### Provided information ###
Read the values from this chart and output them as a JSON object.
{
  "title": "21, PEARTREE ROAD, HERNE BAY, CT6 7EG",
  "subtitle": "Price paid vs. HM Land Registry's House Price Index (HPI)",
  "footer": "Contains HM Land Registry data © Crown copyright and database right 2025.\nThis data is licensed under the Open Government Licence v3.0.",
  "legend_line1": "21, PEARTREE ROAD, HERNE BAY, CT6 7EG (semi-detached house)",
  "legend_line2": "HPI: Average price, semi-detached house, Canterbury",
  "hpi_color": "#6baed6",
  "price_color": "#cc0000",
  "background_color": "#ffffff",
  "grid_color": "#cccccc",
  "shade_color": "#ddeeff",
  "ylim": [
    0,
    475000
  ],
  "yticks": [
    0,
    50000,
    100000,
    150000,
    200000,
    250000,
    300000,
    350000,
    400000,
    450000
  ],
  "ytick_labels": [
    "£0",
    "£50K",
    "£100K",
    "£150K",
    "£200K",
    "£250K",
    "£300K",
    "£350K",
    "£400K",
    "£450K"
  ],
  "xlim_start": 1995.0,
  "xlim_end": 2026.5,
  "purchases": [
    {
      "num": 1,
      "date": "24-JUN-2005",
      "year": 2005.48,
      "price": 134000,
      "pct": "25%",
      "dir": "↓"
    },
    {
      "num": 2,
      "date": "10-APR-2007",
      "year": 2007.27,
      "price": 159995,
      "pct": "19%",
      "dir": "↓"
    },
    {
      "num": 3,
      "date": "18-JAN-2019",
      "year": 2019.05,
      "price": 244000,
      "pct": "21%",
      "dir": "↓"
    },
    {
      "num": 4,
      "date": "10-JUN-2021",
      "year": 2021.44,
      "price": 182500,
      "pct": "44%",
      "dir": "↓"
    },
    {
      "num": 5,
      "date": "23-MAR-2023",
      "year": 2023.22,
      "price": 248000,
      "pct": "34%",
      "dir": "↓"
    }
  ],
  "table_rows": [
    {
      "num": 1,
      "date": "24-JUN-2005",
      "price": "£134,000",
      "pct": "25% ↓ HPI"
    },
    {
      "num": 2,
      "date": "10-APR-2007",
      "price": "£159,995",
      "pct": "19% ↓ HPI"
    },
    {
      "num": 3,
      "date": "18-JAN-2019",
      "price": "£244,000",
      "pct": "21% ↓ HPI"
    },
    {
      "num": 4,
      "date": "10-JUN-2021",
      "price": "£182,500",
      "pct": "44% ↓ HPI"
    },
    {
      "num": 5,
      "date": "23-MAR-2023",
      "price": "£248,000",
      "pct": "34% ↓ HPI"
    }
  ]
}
###
Exercise objective: Locate each line containing the string "Registry" and show it.

Solution:
  "subtitle": "Price paid vs. HM Land Registry's House Price Index (HPI)",
  "footer": "Contains HM Land Registry data © Crown copyright and database right 2025.\nThis data is licensed under the Open Government Licence v3.0.",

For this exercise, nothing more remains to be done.